• _GIVEN REQUEST_
Provide the data again in its entirety, exactly as given.
- - - -
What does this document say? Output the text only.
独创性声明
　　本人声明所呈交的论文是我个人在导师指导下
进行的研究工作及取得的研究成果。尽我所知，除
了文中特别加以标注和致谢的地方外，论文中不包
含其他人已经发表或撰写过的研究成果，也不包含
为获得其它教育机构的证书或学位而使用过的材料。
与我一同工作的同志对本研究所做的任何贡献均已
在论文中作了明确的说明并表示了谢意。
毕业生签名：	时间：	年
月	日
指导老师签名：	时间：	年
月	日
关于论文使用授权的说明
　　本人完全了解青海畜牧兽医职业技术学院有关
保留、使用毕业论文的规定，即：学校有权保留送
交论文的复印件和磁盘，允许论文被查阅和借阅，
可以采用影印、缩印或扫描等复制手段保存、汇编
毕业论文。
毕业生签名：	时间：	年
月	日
- - - -
• _EXERCISE RESPONSE_
What does this document say? Output the text only.
独创性声明
　　本人声明所呈交的论文是我个人在导师指导下
进行的研究工作及取得的研究成果。尽我所知，除
了文中特别加以标注和致谢的地方外，论文中不包
含其他人已经发表或撰写过的研究成果，也不包含
为获得其它教育机构的证书或学位而使用过的材料。
与我一同工作的同志对本研究所做的任何贡献均已
在论文中作了明确的说明并表示了谢意。
毕业生签名：	时间：	年
月	日
指导老师签名：	时间：	年
月	日
关于论文使用授权的说明
　　本人完全了解青海畜牧兽医职业技术学院有关
保留、使用毕业论文的规定，即：学校有权保留送
交论文的复印件和磁盘，允许论文被查阅和借阅，
可以采用影印、缩印或扫描等复制手段保存、汇编
毕业论文。
毕业生签名：	时间：	年
月	日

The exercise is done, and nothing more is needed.